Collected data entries
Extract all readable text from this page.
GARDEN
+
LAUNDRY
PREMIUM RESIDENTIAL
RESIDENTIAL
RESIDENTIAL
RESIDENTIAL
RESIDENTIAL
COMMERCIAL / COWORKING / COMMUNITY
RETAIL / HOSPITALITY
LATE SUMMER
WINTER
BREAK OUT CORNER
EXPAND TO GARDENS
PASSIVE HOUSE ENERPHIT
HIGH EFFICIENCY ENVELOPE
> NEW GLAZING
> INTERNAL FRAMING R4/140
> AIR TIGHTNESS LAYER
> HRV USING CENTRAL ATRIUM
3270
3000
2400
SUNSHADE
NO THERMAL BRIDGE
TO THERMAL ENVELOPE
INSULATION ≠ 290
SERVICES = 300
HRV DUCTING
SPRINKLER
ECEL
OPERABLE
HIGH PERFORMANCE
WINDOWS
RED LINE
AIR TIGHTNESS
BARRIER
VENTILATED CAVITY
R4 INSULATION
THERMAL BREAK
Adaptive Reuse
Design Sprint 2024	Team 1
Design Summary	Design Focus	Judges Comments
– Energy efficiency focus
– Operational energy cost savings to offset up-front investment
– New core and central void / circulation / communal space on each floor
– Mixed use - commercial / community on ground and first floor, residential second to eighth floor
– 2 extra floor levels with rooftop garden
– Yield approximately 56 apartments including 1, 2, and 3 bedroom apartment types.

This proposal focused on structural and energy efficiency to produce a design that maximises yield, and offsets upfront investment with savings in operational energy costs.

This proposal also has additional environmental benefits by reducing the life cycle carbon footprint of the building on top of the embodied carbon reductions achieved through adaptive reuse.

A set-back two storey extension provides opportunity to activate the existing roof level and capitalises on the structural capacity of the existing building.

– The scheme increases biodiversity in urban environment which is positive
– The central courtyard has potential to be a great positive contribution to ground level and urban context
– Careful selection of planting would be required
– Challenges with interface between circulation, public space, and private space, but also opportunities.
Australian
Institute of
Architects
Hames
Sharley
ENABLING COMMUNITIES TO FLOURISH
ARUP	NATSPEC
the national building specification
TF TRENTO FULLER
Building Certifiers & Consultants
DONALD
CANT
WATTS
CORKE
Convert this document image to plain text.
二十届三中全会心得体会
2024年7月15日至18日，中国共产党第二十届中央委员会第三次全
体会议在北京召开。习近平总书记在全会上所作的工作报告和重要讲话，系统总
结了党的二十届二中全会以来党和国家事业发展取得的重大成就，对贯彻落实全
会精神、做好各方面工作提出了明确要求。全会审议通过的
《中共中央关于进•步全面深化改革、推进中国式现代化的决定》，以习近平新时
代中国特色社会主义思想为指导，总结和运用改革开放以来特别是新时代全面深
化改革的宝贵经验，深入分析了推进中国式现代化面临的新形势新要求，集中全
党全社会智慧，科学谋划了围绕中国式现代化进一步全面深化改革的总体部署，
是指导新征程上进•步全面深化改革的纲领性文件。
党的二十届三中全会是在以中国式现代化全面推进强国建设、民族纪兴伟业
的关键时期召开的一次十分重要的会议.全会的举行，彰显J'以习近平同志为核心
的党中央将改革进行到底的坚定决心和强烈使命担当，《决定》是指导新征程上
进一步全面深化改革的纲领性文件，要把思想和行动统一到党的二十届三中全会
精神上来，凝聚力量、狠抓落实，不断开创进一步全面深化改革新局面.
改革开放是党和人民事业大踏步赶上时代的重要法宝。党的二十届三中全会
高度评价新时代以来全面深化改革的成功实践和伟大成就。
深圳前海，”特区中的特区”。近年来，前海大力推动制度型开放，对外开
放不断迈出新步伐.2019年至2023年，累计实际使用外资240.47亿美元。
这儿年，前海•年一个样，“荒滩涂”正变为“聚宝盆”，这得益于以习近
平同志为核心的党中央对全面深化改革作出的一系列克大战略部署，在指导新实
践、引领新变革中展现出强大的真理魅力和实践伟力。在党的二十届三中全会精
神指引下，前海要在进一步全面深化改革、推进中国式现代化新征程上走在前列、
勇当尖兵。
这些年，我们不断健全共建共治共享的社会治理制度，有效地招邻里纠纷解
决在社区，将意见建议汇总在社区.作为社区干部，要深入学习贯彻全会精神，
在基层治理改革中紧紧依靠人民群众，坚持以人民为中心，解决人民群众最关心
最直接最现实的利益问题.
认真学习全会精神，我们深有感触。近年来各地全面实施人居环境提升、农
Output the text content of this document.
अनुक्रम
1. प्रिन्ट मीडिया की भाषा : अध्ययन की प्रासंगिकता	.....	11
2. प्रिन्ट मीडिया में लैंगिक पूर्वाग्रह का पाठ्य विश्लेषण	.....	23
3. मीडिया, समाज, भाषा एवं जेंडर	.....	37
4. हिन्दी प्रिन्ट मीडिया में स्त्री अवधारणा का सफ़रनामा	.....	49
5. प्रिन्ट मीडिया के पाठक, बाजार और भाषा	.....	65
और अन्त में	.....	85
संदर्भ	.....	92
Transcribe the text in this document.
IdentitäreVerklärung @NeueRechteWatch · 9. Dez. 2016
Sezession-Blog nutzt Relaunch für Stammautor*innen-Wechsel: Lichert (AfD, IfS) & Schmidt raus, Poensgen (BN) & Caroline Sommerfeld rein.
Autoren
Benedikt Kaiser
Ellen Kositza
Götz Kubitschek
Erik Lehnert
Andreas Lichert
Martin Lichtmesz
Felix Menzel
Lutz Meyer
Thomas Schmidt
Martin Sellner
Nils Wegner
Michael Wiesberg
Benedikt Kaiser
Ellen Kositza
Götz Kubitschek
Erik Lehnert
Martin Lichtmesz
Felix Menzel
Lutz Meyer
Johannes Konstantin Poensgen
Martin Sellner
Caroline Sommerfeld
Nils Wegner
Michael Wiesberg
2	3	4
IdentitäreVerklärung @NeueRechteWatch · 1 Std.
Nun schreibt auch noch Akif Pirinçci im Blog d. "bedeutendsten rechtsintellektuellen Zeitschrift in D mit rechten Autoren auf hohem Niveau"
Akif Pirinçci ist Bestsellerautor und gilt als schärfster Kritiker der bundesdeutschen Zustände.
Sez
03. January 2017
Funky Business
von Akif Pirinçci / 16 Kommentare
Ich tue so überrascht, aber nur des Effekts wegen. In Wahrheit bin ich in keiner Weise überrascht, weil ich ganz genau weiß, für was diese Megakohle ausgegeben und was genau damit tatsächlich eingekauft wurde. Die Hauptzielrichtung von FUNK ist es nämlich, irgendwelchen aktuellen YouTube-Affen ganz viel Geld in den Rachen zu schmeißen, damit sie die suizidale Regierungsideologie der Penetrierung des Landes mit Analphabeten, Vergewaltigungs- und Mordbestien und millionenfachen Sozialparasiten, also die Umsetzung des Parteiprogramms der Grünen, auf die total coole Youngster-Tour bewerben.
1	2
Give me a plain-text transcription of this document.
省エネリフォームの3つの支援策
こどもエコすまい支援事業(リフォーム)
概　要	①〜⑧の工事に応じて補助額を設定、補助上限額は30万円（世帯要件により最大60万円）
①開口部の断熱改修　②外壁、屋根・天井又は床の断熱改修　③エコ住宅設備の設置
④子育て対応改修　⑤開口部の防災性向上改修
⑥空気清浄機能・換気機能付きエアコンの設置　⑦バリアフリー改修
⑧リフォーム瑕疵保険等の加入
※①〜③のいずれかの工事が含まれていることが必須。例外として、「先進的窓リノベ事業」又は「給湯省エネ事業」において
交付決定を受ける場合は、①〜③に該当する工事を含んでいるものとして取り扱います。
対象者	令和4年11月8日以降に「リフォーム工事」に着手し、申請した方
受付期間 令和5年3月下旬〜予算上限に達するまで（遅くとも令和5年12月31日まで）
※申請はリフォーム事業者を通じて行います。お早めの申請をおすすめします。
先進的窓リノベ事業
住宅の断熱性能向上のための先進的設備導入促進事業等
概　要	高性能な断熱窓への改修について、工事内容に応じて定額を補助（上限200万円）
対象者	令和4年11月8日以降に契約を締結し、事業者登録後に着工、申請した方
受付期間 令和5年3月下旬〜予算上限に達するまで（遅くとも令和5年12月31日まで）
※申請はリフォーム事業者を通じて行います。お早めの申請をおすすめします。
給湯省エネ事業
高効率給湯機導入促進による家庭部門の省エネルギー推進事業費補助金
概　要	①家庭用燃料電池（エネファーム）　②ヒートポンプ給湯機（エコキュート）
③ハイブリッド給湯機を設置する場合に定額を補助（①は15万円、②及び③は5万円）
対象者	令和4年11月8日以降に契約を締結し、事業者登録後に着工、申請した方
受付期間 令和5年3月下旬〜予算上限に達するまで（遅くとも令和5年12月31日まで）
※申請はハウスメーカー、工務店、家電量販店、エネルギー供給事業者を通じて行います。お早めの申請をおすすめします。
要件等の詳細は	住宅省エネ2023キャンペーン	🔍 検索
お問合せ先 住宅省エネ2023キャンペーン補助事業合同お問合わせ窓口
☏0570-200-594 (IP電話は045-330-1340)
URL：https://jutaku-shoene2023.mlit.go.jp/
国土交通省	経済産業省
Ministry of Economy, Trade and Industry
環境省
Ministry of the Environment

= The exercise =
Every line that holds the word "with" should be extracted.

= Task solution =
– 2 extra floor levels with rooftop garden
This proposal focused on structural and energy efficiency to produce a design that maximises yield, and offsets upfront investment with savings in operational energy costs.
– Challenges with interface between circulation, public space, and private space, but also opportunities.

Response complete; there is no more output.